[Stored data entries]
>>>>

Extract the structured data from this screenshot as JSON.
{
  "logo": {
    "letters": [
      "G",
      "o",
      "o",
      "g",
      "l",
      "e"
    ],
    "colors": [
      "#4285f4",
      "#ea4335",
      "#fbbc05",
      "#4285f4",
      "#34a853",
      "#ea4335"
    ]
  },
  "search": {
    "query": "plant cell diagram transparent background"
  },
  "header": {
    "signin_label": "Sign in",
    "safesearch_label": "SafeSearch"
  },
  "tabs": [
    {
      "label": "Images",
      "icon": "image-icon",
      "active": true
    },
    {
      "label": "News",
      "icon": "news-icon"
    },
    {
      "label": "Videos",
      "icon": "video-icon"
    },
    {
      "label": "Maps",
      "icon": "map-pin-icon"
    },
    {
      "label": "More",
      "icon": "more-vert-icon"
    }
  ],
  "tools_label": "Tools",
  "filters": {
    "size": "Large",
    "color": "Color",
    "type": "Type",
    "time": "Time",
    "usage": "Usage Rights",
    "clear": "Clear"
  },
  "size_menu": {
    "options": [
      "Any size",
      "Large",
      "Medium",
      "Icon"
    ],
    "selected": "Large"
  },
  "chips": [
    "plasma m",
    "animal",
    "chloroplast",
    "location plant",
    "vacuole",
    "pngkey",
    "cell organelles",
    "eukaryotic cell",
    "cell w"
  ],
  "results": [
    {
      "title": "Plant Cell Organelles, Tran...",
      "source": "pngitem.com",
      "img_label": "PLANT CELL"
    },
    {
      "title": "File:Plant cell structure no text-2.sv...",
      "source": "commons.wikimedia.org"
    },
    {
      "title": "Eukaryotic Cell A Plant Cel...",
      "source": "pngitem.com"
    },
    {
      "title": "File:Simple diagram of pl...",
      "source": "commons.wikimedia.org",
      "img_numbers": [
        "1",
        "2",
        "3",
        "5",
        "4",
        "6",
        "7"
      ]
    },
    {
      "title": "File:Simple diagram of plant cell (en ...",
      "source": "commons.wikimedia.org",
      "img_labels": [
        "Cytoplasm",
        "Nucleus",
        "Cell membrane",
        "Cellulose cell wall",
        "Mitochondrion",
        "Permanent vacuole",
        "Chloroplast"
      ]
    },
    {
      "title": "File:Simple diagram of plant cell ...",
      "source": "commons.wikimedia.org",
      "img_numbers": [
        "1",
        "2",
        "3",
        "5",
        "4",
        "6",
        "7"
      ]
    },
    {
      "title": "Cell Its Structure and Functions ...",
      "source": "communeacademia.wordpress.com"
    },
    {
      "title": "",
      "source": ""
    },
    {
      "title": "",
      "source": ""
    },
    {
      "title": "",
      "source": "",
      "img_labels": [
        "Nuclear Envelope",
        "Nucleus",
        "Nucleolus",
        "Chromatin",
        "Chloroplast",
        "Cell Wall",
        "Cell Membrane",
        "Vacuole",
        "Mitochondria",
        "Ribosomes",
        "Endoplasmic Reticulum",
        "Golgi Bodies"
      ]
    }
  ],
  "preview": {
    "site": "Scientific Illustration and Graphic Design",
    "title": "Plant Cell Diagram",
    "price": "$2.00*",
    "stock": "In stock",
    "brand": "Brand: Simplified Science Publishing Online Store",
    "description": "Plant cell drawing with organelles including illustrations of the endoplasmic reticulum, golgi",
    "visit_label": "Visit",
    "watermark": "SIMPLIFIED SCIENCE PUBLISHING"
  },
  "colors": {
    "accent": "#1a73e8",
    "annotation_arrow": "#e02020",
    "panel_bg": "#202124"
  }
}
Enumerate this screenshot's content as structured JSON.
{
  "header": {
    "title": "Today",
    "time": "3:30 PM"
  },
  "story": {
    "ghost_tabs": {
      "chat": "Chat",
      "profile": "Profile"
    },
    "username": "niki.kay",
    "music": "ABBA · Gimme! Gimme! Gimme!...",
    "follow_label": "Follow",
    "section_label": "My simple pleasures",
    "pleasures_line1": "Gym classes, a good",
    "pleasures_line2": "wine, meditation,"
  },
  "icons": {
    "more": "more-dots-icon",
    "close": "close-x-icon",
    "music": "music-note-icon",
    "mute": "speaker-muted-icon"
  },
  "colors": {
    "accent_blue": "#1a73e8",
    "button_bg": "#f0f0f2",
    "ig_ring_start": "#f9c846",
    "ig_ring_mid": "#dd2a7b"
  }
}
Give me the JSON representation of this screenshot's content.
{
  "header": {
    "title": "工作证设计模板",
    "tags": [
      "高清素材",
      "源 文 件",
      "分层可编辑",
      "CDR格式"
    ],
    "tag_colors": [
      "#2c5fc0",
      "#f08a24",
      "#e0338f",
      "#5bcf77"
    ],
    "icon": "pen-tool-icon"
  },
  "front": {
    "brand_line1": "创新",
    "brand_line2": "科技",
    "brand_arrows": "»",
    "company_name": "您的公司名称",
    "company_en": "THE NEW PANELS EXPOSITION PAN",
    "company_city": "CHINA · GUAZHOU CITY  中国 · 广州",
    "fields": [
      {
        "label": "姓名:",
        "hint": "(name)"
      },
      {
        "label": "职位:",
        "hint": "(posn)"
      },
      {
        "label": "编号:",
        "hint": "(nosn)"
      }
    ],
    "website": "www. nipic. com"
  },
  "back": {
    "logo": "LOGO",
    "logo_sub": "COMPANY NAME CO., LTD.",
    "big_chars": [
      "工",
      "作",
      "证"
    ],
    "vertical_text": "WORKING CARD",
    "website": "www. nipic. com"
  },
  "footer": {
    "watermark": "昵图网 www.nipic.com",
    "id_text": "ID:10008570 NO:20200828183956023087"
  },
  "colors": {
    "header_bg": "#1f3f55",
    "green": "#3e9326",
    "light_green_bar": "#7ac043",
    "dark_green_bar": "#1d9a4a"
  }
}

<<<<

WHAT IS NEEDED: The whole listing above needs to be written out again exactly.

WORKED ANSWER:
Extract the structured data from this screenshot as JSON.
{
  "logo": {
    "letters": [
      "G",
      "o",
      "o",
      "g",
      "l",
      "e"
    ],
    "colors": [
      "#4285f4",
      "#ea4335",
      "#fbbc05",
      "#4285f4",
      "#34a853",
      "#ea4335"
    ]
  },
  "search": {
    "query": "plant cell diagram transparent background"
  },
  "header": {
    "signin_label": "Sign in",
    "safesearch_label": "SafeSearch"
  },
  "tabs": [
    {
      "label": "Images",
      "icon": "image-icon",
      "active": true
    },
    {
      "label": "News",
      "icon": "news-icon"
    },
    {
      "label": "Videos",
      "icon": "video-icon"
    },
    {
      "label": "Maps",
      "icon": "map-pin-icon"
    },
    {
      "label": "More",
      "icon": "more-vert-icon"
    }
  ],
  "tools_label": "Tools",
  "filters": {
    "size": "Large",
    "color": "Color",
    "type": "Type",
    "time": "Time",
    "usage": "Usage Rights",
    "clear": "Clear"
  },
  "size_menu": {
    "options": [
      "Any size",
      "Large",
      "Medium",
      "Icon"
    ],
    "selected": "Large"
  },
  "chips": [
    "plasma m",
    "animal",
    "chloroplast",
    "location plant",
    "vacuole",
    "pngkey",
    "cell organelles",
    "eukaryotic cell",
    "cell w"
  ],
  "results": [
    {
      "title": "Plant Cell Organelles, Tran...",
      "source": "pngitem.com",
      "img_label": "PLANT CELL"
    },
    {
      "title": "File:Plant cell structure no text-2.sv...",
      "source": "commons.wikimedia.org"
    },
    {
      "title": "Eukaryotic Cell A Plant Cel...",
      "source": "pngitem.com"
    },
    {
      "title": "File:Simple diagram of pl...",
      "source": "commons.wikimedia.org",
      "img_numbers": [
        "1",
        "2",
        "3",
        "5",
        "4",
        "6",
        "7"
      ]
    },
    {
      "title": "File:Simple diagram of plant cell (en ...",
      "source": "commons.wikimedia.org",
      "img_labels": [
        "Cytoplasm",
        "Nucleus",
        "Cell membrane",
        "Cellulose cell wall",
        "Mitochondrion",
        "Permanent vacuole",
        "Chloroplast"
      ]
    },
    {
      "title": "File:Simple diagram of plant cell ...",
      "source": "commons.wikimedia.org",
      "img_numbers": [
        "1",
        "2",
        "3",
        "5",
        "4",
        "6",
        "7"
      ]
    },
    {
      "title": "Cell Its Structure and Functions ...",
      "source": "communeacademia.wordpress.com"
    },
    {
      "title": "",
      "source": ""
    },
    {
      "title": "",
      "source": ""
    },
    {
      "title": "",
      "source": "",
      "img_labels": [
        "Nuclear Envelope",
        "Nucleus",
        "Nucleolus",
        "Chromatin",
        "Chloroplast",
        "Cell Wall",
        "Cell Membrane",
        "Vacuole",
        "Mitochondria",
        "Ribosomes",
        "Endoplasmic Reticulum",
        "Golgi Bodies"
      ]
    }
  ],
  "preview": {
    "site": "Scientific Illustration and Graphic Design",
    "title": "Plant Cell Diagram",
    "price": "$2.00*",
    "stock": "In stock",
    "brand": "Brand: Simplified Science Publishing Online Store",
    "description": "Plant cell drawing with organelles including illustrations of the endoplasmic reticulum, golgi",
    "visit_label": "Visit",
    "watermark": "SIMPLIFIED SCIENCE PUBLISHING"
  },
  "colors": {
    "accent": "#1a73e8",
    "annotation_arrow": "#e02020",
    "panel_bg": "#202124"
  }
}
Enumerate this screenshot's content as structured JSON.
{
  "header": {
    "title": "Today",
    "time": "3:30 PM"
  },
  "story": {
    "ghost_tabs": {
      "chat": "Chat",
      "profile": "Profile"
    },
    "username": "niki.kay",
    "music": "ABBA · Gimme! Gimme! Gimme!...",
    "follow_label": "Follow",
    "section_label": "My simple pleasures",
    "pleasures_line1": "Gym classes, a good",
    "pleasures_line2": "wine, meditation,"
  },
  "icons": {
    "more": "more-dots-icon",
    "close": "close-x-icon",
    "music": "music-note-icon",
    "mute": "speaker-muted-icon"
  },
  "colors": {
    "accent_blue": "#1a73e8",
    "button_bg": "#f0f0f2",
    "ig_ring_start": "#f9c846",
    "ig_ring_mid": "#dd2a7b"
  }
}
Give me the JSON representation of this screenshot's content.
{
  "header": {
    "title": "工作证设计模板",
    "tags": [
      "高清素材",
      "源 文 件",
      "分层可编辑",
      "CDR格式"
    ],
    "tag_colors": [
      "#2c5fc0",
      "#f08a24",
      "#e0338f",
      "#5bcf77"
    ],
    "icon": "pen-tool-icon"
  },
  "front": {
    "brand_line1": "创新",
    "brand_line2": "科技",
    "brand_arrows": "»",
    "company_name": "您的公司名称",
    "company_en": "THE NEW PANELS EXPOSITION PAN",
    "company_city": "CHINA · GUAZHOU CITY  中国 · 广州",
    "fields": [
      {
        "label": "姓名:",
        "hint": "(name)"
      },
      {
        "label": "职位:",
        "hint": "(posn)"
      },
      {
        "label": "编号:",
        "hint": "(nosn)"
      }
    ],
    "website": "www. nipic. com"
  },
  "back": {
    "logo": "LOGO",
    "logo_sub": "COMPANY NAME CO., LTD.",
    "big_chars": [
      "工",
      "作",
      "证"
    ],
    "vertical_text": "WORKING CARD",
    "website": "www. nipic. com"
  },
  "footer": {
    "watermark": "昵图网 www.nipic.com",
    "id_text": "ID:10008570 NO:20200828183956023087"
  },
  "colors": {
    "header_bg": "#1f3f55",
    "green": "#3e9326",
    "light_green_bar": "#7ac043",
    "dark_green_bar": "#1d9a4a"
  }
}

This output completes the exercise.